**Task goal:** Scan the data below. Pull out each line where "TIRE" occurs.

**Supplied material:**
+===+

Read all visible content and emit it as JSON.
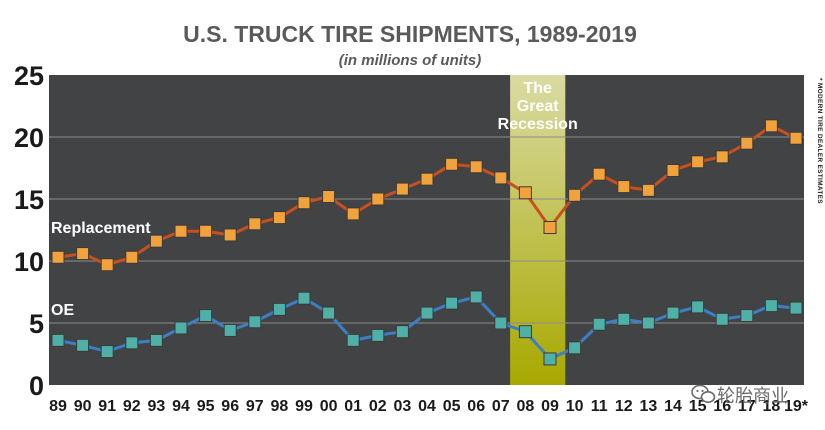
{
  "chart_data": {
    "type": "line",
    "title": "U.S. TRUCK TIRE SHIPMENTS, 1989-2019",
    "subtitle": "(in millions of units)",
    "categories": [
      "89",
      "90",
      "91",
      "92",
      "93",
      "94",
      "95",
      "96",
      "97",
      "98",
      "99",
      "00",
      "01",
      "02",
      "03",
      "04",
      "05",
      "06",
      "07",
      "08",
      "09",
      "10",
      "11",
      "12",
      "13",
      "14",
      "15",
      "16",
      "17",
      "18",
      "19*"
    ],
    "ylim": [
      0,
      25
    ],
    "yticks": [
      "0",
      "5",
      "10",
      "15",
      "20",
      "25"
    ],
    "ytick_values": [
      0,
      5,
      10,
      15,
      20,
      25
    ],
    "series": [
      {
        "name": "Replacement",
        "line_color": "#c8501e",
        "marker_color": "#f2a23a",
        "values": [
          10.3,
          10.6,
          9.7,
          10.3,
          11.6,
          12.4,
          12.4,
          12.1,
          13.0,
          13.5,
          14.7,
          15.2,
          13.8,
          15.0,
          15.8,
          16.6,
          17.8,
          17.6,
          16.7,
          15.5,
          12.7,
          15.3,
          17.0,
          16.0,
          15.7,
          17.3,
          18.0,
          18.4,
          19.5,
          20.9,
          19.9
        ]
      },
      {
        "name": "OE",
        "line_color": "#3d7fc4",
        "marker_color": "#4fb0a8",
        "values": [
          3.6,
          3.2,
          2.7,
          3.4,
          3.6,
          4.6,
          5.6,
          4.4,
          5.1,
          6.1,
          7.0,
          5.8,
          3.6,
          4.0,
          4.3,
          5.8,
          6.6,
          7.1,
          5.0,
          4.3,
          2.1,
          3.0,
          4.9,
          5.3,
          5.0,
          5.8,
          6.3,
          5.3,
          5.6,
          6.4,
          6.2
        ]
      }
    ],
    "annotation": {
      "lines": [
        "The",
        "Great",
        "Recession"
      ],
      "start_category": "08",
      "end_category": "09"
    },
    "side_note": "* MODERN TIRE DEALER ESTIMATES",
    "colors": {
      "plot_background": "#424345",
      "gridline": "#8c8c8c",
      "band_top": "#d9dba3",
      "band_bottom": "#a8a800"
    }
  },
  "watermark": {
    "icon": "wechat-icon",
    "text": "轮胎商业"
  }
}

+===+

**Solution for this problem:**
    "title": "U.S. TRUCK TIRE SHIPMENTS, 1989-2019",
    "side_note": "* MODERN TIRE DEALER ESTIMATES",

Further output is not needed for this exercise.